Operator Comparison Table

Operator	Use Case	Execution	Retry Support
`BashOperator`	Shell commands	Local worker	Yes
`PythonOperator`	Python functions	Local worker	Yes
`SparkSubmitOperator`	Spark jobs	Remote cluster	Yes
`PostgresOperator`	SQL queries	Direct DB	Yes
`S3KeySensor`	Wait for S3 object	Polling	N/A
`HttpSensor`	Wait for API endpoint	Polling	N/A
`DockerOperator`	Container execution	Docker engine	Yes
`KubernetesPodOperator`	Pod execution	K8s cluster	Yes
`BranchPythonOperator`	Conditional branching	Local worker	Yes
`DummyOperator`	No-op placeholder	Local worker	N/A

Airflow treats workflows as Python code, enabling version control, testing, and CI/CD for pipeline definitions.
DAGs encode task dependencies and scheduling; operators encapsulate atomic work units; sensors handle event-driven triggers.
The scheduler enforces the acyclicity invariant using Tarjan's algorithm before scheduling any DAGrun.
Pipeline duration is bounded by the critical path; parallelization reduces wall-clock time for non-critical tasks.
Use catchup=False in production to avoid accidental backfilling of historical data.
Always configure execution_timeout, retries, and on_failure_callback for production robustness.

TASK MATERIAL:
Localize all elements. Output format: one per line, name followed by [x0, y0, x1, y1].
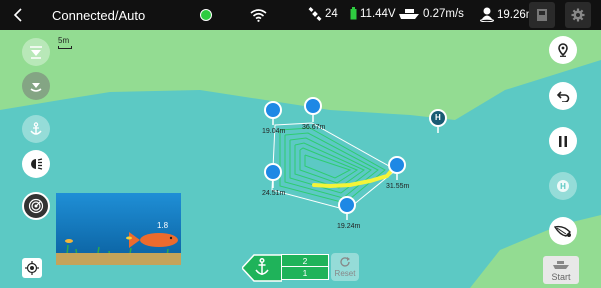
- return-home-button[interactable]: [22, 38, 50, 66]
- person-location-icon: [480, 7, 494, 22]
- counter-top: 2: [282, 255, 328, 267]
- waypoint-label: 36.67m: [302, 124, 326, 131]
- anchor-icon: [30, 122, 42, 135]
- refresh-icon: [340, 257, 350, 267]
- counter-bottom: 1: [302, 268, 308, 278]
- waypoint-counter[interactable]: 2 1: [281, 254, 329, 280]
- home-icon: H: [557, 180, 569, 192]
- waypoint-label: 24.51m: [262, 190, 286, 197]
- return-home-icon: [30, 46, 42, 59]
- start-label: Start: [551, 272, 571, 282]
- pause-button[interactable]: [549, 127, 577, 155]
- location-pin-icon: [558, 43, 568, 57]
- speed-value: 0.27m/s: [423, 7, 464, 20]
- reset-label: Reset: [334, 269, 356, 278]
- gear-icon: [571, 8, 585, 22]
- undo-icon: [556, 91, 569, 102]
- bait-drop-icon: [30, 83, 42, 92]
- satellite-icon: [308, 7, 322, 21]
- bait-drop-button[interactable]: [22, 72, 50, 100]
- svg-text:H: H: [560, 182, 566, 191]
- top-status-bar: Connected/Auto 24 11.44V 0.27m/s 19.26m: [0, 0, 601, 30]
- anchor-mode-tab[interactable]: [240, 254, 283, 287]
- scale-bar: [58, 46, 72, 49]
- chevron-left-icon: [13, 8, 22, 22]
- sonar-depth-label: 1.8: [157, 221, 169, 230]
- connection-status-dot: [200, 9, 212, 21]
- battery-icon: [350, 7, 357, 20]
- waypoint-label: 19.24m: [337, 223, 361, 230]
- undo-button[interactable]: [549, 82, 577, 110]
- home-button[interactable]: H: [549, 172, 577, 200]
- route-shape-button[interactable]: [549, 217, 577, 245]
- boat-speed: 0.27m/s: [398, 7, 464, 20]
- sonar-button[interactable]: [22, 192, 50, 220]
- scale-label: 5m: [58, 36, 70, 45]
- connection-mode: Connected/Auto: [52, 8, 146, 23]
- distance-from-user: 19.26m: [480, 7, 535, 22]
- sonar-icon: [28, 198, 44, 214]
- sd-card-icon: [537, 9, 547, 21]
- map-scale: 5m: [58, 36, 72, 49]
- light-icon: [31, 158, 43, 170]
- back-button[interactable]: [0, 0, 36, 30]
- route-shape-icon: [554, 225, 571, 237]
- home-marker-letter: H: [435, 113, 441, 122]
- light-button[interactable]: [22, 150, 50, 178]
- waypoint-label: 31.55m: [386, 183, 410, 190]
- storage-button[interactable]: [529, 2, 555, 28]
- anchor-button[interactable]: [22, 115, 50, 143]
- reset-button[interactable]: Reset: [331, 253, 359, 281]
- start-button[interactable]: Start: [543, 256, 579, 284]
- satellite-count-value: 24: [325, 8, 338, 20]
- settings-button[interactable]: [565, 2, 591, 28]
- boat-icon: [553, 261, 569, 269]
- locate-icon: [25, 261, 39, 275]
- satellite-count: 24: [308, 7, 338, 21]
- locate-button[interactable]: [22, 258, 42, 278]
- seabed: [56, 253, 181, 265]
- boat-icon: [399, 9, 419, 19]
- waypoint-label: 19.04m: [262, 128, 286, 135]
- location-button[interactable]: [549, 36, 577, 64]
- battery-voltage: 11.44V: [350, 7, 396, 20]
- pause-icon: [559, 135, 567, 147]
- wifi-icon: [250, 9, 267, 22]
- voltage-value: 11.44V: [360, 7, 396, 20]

--

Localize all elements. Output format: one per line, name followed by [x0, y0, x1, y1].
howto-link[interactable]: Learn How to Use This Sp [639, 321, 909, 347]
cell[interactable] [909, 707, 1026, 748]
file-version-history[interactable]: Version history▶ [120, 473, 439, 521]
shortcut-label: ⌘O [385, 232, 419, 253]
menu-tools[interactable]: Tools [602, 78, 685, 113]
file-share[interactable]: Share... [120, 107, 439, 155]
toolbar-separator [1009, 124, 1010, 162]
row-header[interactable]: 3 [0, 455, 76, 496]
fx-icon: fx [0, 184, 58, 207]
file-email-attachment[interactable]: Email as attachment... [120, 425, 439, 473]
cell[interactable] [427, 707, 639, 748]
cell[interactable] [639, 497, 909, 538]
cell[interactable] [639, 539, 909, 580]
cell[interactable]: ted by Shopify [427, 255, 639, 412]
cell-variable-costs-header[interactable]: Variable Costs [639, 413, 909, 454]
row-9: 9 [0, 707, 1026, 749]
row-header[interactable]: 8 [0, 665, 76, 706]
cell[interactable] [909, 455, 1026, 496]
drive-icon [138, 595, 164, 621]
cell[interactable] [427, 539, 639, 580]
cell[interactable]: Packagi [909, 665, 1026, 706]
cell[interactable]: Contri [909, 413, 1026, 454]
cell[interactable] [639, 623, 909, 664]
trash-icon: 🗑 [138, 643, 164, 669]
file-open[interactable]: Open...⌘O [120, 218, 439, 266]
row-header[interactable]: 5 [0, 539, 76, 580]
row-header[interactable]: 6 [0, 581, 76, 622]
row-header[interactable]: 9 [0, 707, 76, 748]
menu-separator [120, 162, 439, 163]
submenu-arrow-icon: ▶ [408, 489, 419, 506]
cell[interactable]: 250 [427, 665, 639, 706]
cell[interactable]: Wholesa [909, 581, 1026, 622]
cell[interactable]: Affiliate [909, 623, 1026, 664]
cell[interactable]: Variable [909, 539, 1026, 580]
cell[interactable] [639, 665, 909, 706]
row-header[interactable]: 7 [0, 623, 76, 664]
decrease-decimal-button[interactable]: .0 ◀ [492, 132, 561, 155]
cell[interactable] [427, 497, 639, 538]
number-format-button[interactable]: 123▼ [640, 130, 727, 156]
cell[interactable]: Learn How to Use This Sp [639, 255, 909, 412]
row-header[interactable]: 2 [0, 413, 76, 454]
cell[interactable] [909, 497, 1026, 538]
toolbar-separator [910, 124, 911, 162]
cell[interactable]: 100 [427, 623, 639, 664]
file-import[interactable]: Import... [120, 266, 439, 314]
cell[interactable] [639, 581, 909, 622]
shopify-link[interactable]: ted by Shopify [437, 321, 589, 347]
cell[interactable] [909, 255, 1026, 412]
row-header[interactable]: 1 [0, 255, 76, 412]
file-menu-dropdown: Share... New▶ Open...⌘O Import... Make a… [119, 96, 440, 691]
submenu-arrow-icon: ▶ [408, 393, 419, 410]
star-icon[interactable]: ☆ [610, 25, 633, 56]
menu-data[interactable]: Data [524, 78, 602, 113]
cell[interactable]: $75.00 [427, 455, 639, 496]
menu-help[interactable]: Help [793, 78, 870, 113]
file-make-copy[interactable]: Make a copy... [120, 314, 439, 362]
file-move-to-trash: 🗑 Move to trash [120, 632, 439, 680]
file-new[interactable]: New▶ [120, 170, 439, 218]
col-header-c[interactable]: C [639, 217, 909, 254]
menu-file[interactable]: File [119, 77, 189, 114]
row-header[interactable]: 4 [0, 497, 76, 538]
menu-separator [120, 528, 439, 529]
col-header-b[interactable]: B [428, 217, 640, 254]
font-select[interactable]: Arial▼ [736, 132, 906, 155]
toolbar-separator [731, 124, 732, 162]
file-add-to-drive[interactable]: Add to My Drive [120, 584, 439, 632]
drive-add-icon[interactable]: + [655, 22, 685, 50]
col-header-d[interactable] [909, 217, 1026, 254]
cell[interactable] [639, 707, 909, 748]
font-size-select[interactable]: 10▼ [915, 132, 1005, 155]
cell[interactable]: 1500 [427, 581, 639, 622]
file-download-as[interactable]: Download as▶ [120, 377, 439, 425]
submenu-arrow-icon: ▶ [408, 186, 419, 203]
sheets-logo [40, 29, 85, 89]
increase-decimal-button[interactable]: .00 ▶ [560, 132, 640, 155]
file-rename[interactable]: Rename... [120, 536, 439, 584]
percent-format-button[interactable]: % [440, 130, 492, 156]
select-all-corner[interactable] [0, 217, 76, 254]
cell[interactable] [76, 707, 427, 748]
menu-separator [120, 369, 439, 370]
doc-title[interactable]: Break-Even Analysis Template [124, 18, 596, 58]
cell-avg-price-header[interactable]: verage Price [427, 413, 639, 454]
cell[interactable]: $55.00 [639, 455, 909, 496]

STATED GOAL 1: In the Airflow operator comparison, which algorithm does the scheduler use to enforce the acyclicity invariant?
STATED GOAL 2: Please arrange the listing lines starting at the one containing "- return-home-button[interactable]: [22, 38, 50, 66]" and ending at the one containing "- speed-value: 0.27m/s: [423, 7, 464, 20]" as a JSON list of strings, one string per line.

TASK ANSWER 1: Tarjan's algorithm.

TASK ANSWER 2:
[
  "- return-home-button[interactable]: [22, 38, 50, 66]",
  "- person-location-icon: [480, 7, 494, 22]",
  "- counter-top: 2: [282, 255, 328, 267]",
  "- waypoint-label: 36.67m: [302, 124, 326, 131]",
  "- anchor-icon: [30, 122, 42, 135]",
  "- refresh-icon: [340, 257, 350, 267]",
  "- counter-bottom: 1: [302, 268, 308, 278]",
  "- waypoint-counter[interactable]: 2 1: [281, 254, 329, 280]",
  "- home-icon: H: [557, 180, 569, 192]",
  "- waypoint-label: 24.51m: [262, 190, 286, 197]",
  "- return-home-icon: [30, 46, 42, 59]",
  "- start-label: Start: [551, 272, 571, 282]",
  "- pause-button[interactable]: [549, 127, 577, 155]",
  "- location-pin-icon: [558, 43, 568, 57]",
  "- speed-value: 0.27m/s: [423, 7, 464, 20]"
]